> **Extrait**:
........

B. L’acceptabilité de la justiciabilité a posteriori de la loi.
Le dispositif de l’article 61 de la Constitution qui prescrit le contrôle de constitutionnalité a priori a contribué à rendre acceptable [8] l’institution d’un contrôle de constitutionnalité a posteriori. La justiciabilité a priori de la loi donne une primauté aux organes politiques (président de la République, Premier ministre, Présidents du Sénat et de l’Assemblée nationale ou soixante députés ou encore soixante sénateurs) quant à la validité de la loi avant promulgation. Sauf changement de circonstances [9], il s’agit d’un filtre préalable qui, s’il est passé avec succès, interdit [10] que la loi promulguée (donc déclarée constitutionnelle) puisse subir un contrôle constitutionnel a posteriori.
Dès lors, l’un des éléments qui participent du caractère acceptable de la justiciabilité a posteriori de la loi, c’est qu’il ne s’agit pas d’un désaveu du contrôle a priori mais bien d’un parachèvement de la justiciabilité de la loi. Les contrôles a priori et a posteriori servent le même dessein l’effectivité de la norme constitutionnelle par la justiciabilité de la loi.
II. L’institution d’un dispositif a posteriori de justiciabilité de la loi.
L’institution d’un dispositif a posteriori de justiciabilité de la loi peut être mise en œuvre de deux manières. La première peut consister en l’organisation d’une saisine directe (A). La seconde peut consister en l’organisation d’une saisine préjudicielle (B).
A. La saisine directe du juge constitutionnel.
Il subsiste deux types de saisine directe du juge constitutionnel. L’une se matérialise par une saisine a priori alors que l’autre consiste en une saisine a posteriori. Le recours direct a priori peut se réaliser avant que la loi n’ait été promulguée ou avant qu’elle ait été votée. En tout état de cause, dans l’une ou l’autre hypothèse, la saisine directe a priori intéresse généralement le corps législatif ou les organes politiques constitutionnels tel que l’exécutif étatique ou gouvernemental. La saisine directe a priori a le mérite de prescrire un contrôle concentré (une seule juridiction compétente) et postule un contentieux abstrait dans la mesure où le contrôle ne se réalise pas à l’occasion d’un litige mais à l’occasion de la conception d’un dispositif juridique.

........

> **Données de l'exercice**:
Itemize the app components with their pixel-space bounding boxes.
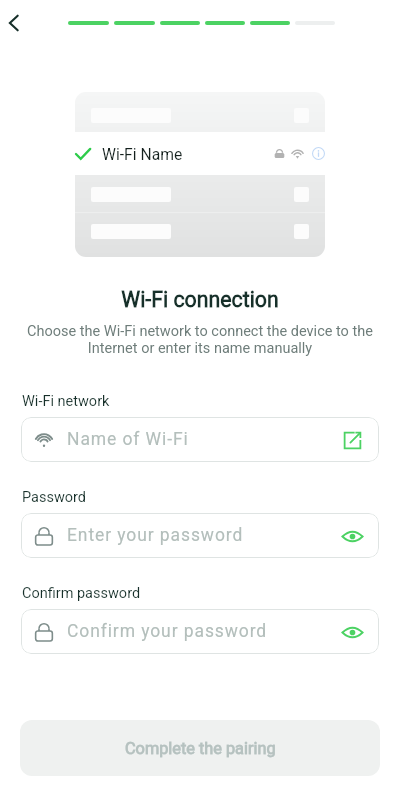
button[interactable]: Show password: [332, 612, 372, 652]
staticText: Name of Wi-Fi: [67, 429, 332, 450]
staticText: Wi-Fi network: [22, 393, 110, 410]
button[interactable]: Wi-Fi Name: [60, 132, 340, 175]
button[interactable]: Confirm your password: [21, 609, 379, 654]
staticText: Wi-Fi Name: [102, 145, 183, 163]
staticText: Choose the Wi-Fi network to connect the …: [22, 323, 378, 357]
staticText: Complete the pairing: [125, 739, 276, 758]
button[interactable]: Complete the pairing: [20, 720, 380, 776]
button[interactable]: Enter your password: [21, 513, 379, 558]
staticText: Confirm password: [22, 585, 141, 602]
button[interactable]: Open network list: [332, 420, 372, 460]
button[interactable]: Show password: [332, 516, 372, 556]
staticText: Wi-Fi connection: [0, 287, 400, 312]
button[interactable]: Back: [0, 5, 33, 40]
button[interactable]: Name of Wi-Fi: [21, 417, 379, 462]
staticText: Confirm your password: [67, 621, 332, 642]
staticText: Password: [22, 489, 87, 506]
staticText: Enter your password: [67, 525, 332, 546]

........

> **Série d'exercices**:
**a)** Répondez à ces questions sur l'extrait :
(i) Quel article de la Constitution prescrit le contrôle de constitutionnalité a priori ?
(ii) De quelles deux manières peut être mise en œuvre l'institution d'un dispositif a posteriori de justiciabilité de la loi ?
(iii) Combien de juridictions sont compétentes dans le contrôle concentré que prescrit la saisine directe a priori ?
**b)** Convertissez les lignes des enregistrements en tableau Markdown à deux colonnes : « Rang » pour le numéro de la ligne et « Contenu » pour la ligne elle-même. Omettez les lignes vides et les images.
L'extrait et les enregistrements ont des origines différentes.

> **Réponses par tâche**:
**a)**
(i) L'article 61.
(ii) Par l'organisation d'une saisine directe ou par l'organisation d'une saisine préjudicielle.
(iii) Une seule.

**b)**
| Rang | Contenu |
|---|---|
| 1 | Itemize the app components with their pixel-space bounding boxes. |
| 2 | button[interactable]: Show password: [332, 612, 372, 652] |
| 3 | staticText: Name of Wi-Fi: [67, 429, 332, 450] |
| 4 | staticText: Wi-Fi network: [22, 393, 110, 410] |
| 5 | button[interactable]: Wi-Fi Name: [60, 132, 340, 175] |
| 6 | button[interactable]: Confirm your password: [21, 609, 379, 654] |
| 7 | staticText: Wi-Fi Name: [102, 145, 183, 163] |
| 8 | staticText: Choose the Wi-Fi network to connect the …: [22, 323, 378, 357] |
| 9 | staticText: Complete the pairing: [125, 739, 276, 758] |
| 10 | button[interactable]: Complete the pairing: [20, 720, 380, 776] |
| 11 | button[interactable]: Enter your password: [21, 513, 379, 558] |
| 12 | staticText: Confirm password: [22, 585, 141, 602] |
| 13 | button[interactable]: Open network list: [332, 420, 372, 460] |
| 14 | button[interactable]: Show password: [332, 516, 372, 556] |
| 15 | staticText: Wi-Fi connection: [0, 287, 400, 312] |
| 16 | button[interactable]: Back: [0, 5, 33, 40] |
| 17 | button[interactable]: Name of Wi-Fi: [21, 417, 379, 462] |
| 18 | staticText: Confirm your password: [67, 621, 332, 642] |
| 19 | staticText: Password: [22, 489, 87, 506] |
| 20 | staticText: Enter your password: [67, 525, 332, 546] |